• [Aim of the exercise]:
Quote each record exactly, please, leaving none out.

(begin)

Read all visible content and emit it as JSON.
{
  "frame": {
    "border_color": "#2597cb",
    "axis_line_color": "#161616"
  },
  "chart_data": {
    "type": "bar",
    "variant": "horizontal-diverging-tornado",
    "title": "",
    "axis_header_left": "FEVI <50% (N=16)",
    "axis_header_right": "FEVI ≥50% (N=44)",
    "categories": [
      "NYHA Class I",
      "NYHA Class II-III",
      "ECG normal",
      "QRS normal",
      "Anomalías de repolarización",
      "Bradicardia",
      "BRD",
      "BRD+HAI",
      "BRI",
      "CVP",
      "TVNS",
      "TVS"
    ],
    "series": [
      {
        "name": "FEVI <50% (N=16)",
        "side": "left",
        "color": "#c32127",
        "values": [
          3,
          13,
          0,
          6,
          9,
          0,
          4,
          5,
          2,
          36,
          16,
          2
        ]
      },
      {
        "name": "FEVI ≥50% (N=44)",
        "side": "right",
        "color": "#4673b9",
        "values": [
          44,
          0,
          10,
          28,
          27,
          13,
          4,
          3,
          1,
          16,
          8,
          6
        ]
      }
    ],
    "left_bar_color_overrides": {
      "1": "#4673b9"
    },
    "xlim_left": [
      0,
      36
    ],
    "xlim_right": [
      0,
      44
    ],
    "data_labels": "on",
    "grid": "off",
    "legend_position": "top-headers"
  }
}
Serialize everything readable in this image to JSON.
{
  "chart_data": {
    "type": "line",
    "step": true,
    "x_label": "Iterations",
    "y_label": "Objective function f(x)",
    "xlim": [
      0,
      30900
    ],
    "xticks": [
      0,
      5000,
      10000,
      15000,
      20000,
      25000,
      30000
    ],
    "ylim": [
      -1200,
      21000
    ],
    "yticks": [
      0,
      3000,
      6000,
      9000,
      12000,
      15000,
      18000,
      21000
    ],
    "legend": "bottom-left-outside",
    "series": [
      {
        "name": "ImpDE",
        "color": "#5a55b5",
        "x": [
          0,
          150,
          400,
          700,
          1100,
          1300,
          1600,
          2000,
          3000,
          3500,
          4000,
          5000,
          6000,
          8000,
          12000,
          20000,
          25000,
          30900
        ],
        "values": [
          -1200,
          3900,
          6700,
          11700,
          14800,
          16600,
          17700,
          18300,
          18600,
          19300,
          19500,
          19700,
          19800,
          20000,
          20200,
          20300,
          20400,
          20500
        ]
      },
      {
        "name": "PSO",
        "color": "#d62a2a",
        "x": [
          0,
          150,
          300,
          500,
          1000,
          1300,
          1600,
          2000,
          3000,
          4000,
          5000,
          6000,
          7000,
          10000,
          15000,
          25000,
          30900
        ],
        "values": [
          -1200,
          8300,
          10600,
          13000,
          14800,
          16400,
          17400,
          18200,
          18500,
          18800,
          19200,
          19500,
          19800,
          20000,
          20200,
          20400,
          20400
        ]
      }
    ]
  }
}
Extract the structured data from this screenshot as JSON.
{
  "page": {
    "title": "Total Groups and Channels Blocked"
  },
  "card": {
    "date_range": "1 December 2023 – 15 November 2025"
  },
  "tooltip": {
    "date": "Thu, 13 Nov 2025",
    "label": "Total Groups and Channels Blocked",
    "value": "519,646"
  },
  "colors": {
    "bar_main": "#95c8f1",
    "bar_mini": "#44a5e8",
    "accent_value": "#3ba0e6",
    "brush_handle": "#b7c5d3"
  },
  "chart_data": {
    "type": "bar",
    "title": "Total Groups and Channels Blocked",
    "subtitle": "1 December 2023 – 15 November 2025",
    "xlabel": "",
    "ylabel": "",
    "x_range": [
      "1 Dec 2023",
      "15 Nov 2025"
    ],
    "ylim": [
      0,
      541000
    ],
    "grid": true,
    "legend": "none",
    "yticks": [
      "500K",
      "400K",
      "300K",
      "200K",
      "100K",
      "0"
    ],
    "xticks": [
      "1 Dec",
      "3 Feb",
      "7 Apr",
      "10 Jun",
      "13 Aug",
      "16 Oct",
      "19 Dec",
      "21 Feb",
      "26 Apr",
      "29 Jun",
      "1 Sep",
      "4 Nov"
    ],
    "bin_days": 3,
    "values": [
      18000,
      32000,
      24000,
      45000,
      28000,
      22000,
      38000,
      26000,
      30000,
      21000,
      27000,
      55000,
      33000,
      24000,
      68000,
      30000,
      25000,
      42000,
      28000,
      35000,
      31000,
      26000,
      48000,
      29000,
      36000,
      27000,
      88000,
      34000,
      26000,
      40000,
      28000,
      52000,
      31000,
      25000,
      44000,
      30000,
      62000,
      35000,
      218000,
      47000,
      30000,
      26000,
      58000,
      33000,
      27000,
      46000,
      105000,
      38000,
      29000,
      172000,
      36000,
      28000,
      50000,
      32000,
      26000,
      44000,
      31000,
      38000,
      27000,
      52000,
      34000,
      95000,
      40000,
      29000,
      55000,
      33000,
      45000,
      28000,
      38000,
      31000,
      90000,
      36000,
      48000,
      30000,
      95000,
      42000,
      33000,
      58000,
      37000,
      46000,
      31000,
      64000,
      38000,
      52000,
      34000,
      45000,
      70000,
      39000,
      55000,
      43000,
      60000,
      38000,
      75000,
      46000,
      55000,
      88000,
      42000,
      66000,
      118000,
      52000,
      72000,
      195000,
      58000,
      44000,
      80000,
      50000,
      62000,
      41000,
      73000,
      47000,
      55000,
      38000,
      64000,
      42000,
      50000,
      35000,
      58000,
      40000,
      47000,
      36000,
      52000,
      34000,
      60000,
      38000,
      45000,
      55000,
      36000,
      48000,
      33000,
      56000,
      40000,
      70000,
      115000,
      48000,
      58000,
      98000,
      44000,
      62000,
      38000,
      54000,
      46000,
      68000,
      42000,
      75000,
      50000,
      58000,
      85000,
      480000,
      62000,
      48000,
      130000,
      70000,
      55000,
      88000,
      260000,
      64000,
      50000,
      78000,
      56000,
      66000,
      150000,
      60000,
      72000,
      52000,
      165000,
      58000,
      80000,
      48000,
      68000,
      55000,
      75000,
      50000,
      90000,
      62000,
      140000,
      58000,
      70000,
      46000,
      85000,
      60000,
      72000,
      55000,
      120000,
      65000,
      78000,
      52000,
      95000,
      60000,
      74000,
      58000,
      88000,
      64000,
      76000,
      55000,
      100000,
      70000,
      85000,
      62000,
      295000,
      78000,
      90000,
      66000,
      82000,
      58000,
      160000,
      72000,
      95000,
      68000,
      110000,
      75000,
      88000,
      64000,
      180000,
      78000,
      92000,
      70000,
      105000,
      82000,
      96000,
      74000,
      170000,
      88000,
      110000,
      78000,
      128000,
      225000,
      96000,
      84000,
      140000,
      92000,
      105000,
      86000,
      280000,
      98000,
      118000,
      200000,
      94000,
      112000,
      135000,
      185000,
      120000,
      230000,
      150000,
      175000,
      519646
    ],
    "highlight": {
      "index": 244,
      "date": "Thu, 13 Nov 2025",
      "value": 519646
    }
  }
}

(end)

• [Answer]:
Read all visible content and emit it as JSON.
{
  "frame": {
    "border_color": "#2597cb",
    "axis_line_color": "#161616"
  },
  "chart_data": {
    "type": "bar",
    "variant": "horizontal-diverging-tornado",
    "title": "",
    "axis_header_left": "FEVI <50% (N=16)",
    "axis_header_right": "FEVI ≥50% (N=44)",
    "categories": [
      "NYHA Class I",
      "NYHA Class II-III",
      "ECG normal",
      "QRS normal",
      "Anomalías de repolarización",
      "Bradicardia",
      "BRD",
      "BRD+HAI",
      "BRI",
      "CVP",
      "TVNS",
      "TVS"
    ],
    "series": [
      {
        "name": "FEVI <50% (N=16)",
        "side": "left",
        "color": "#c32127",
        "values": [
          3,
          13,
          0,
          6,
          9,
          0,
          4,
          5,
          2,
          36,
          16,
          2
        ]
      },
      {
        "name": "FEVI ≥50% (N=44)",
        "side": "right",
        "color": "#4673b9",
        "values": [
          44,
          0,
          10,
          28,
          27,
          13,
          4,
          3,
          1,
          16,
          8,
          6
        ]
      }
    ],
    "left_bar_color_overrides": {
      "1": "#4673b9"
    },
    "xlim_left": [
      0,
      36
    ],
    "xlim_right": [
      0,
      44
    ],
    "data_labels": "on",
    "grid": "off",
    "legend_position": "top-headers"
  }
}
Serialize everything readable in this image to JSON.
{
  "chart_data": {
    "type": "line",
    "step": true,
    "x_label": "Iterations",
    "y_label": "Objective function f(x)",
    "xlim": [
      0,
      30900
    ],
    "xticks": [
      0,
      5000,
      10000,
      15000,
      20000,
      25000,
      30000
    ],
    "ylim": [
      -1200,
      21000
    ],
    "yticks": [
      0,
      3000,
      6000,
      9000,
      12000,
      15000,
      18000,
      21000
    ],
    "legend": "bottom-left-outside",
    "series": [
      {
        "name": "ImpDE",
        "color": "#5a55b5",
        "x": [
          0,
          150,
          400,
          700,
          1100,
          1300,
          1600,
          2000,
          3000,
          3500,
          4000,
          5000,
          6000,
          8000,
          12000,
          20000,
          25000,
          30900
        ],
        "values": [
          -1200,
          3900,
          6700,
          11700,
          14800,
          16600,
          17700,
          18300,
          18600,
          19300,
          19500,
          19700,
          19800,
          20000,
          20200,
          20300,
          20400,
          20500
        ]
      },
      {
        "name": "PSO",
        "color": "#d62a2a",
        "x": [
          0,
          150,
          300,
          500,
          1000,
          1300,
          1600,
          2000,
          3000,
          4000,
          5000,
          6000,
          7000,
          10000,
          15000,
          25000,
          30900
        ],
        "values": [
          -1200,
          8300,
          10600,
          13000,
          14800,
          16400,
          17400,
          18200,
          18500,
          18800,
          19200,
          19500,
          19800,
          20000,
          20200,
          20400,
          20400
        ]
      }
    ]
  }
}
Extract the structured data from this screenshot as JSON.
{
  "page": {
    "title": "Total Groups and Channels Blocked"
  },
  "card": {
    "date_range": "1 December 2023 – 15 November 2025"
  },
  "tooltip": {
    "date": "Thu, 13 Nov 2025",
    "label": "Total Groups and Channels Blocked",
    "value": "519,646"
  },
  "colors": {
    "bar_main": "#95c8f1",
    "bar_mini": "#44a5e8",
    "accent_value": "#3ba0e6",
    "brush_handle": "#b7c5d3"
  },
  "chart_data": {
    "type": "bar",
    "title": "Total Groups and Channels Blocked",
    "subtitle": "1 December 2023 – 15 November 2025",
    "xlabel": "",
    "ylabel": "",
    "x_range": [
      "1 Dec 2023",
      "15 Nov 2025"
    ],
    "ylim": [
      0,
      541000
    ],
    "grid": true,
    "legend": "none",
    "yticks": [
      "500K",
      "400K",
      "300K",
      "200K",
      "100K",
      "0"
    ],
    "xticks": [
      "1 Dec",
      "3 Feb",
      "7 Apr",
      "10 Jun",
      "13 Aug",
      "16 Oct",
      "19 Dec",
      "21 Feb",
      "26 Apr",
      "29 Jun",
      "1 Sep",
      "4 Nov"
    ],
    "bin_days": 3,
    "values": [
      18000,
      32000,
      24000,
      45000,
      28000,
      22000,
      38000,
      26000,
      30000,
      21000,
      27000,
      55000,
      33000,
      24000,
      68000,
      30000,
      25000,
      42000,
      28000,
      35000,
      31000,
      26000,
      48000,
      29000,
      36000,
      27000,
      88000,
      34000,
      26000,
      40000,
      28000,
      52000,
      31000,
      25000,
      44000,
      30000,
      62000,
      35000,
      218000,
      47000,
      30000,
      26000,
      58000,
      33000,
      27000,
      46000,
      105000,
      38000,
      29000,
      172000,
      36000,
      28000,
      50000,
      32000,
      26000,
      44000,
      31000,
      38000,
      27000,
      52000,
      34000,
      95000,
      40000,
      29000,
      55000,
      33000,
      45000,
      28000,
      38000,
      31000,
      90000,
      36000,
      48000,
      30000,
      95000,
      42000,
      33000,
      58000,
      37000,
      46000,
      31000,
      64000,
      38000,
      52000,
      34000,
      45000,
      70000,
      39000,
      55000,
      43000,
      60000,
      38000,
      75000,
      46000,
      55000,
      88000,
      42000,
      66000,
      118000,
      52000,
      72000,
      195000,
      58000,
      44000,
      80000,
      50000,
      62000,
      41000,
      73000,
      47000,
      55000,
      38000,
      64000,
      42000,
      50000,
      35000,
      58000,
      40000,
      47000,
      36000,
      52000,
      34000,
      60000,
      38000,
      45000,
      55000,
      36000,
      48000,
      33000,
      56000,
      40000,
      70000,
      115000,
      48000,
      58000,
      98000,
      44000,
      62000,
      38000,
      54000,
      46000,
      68000,
      42000,
      75000,
      50000,
      58000,
      85000,
      480000,
      62000,
      48000,
      130000,
      70000,
      55000,
      88000,
      260000,
      64000,
      50000,
      78000,
      56000,
      66000,
      150000,
      60000,
      72000,
      52000,
      165000,
      58000,
      80000,
      48000,
      68000,
      55000,
      75000,
      50000,
      90000,
      62000,
      140000,
      58000,
      70000,
      46000,
      85000,
      60000,
      72000,
      55000,
      120000,
      65000,
      78000,
      52000,
      95000,
      60000,
      74000,
      58000,
      88000,
      64000,
      76000,
      55000,
      100000,
      70000,
      85000,
      62000,
      295000,
      78000,
      90000,
      66000,
      82000,
      58000,
      160000,
      72000,
      95000,
      68000,
      110000,
      75000,
      88000,
      64000,
      180000,
      78000,
      92000,
      70000,
      105000,
      82000,
      96000,
      74000,
      170000,
      88000,
      110000,
      78000,
      128000,
      225000,
      96000,
      84000,
      140000,
      92000,
      105000,
      86000,
      280000,
      98000,
      118000,
      200000,
      94000,
      112000,
      135000,
      185000,
      120000,
      230000,
      150000,
      175000,
      519646
    ],
    "highlight": {
      "index": 244,
      "date": "Thu, 13 Nov 2025",
      "value": 519646
    }
  }
}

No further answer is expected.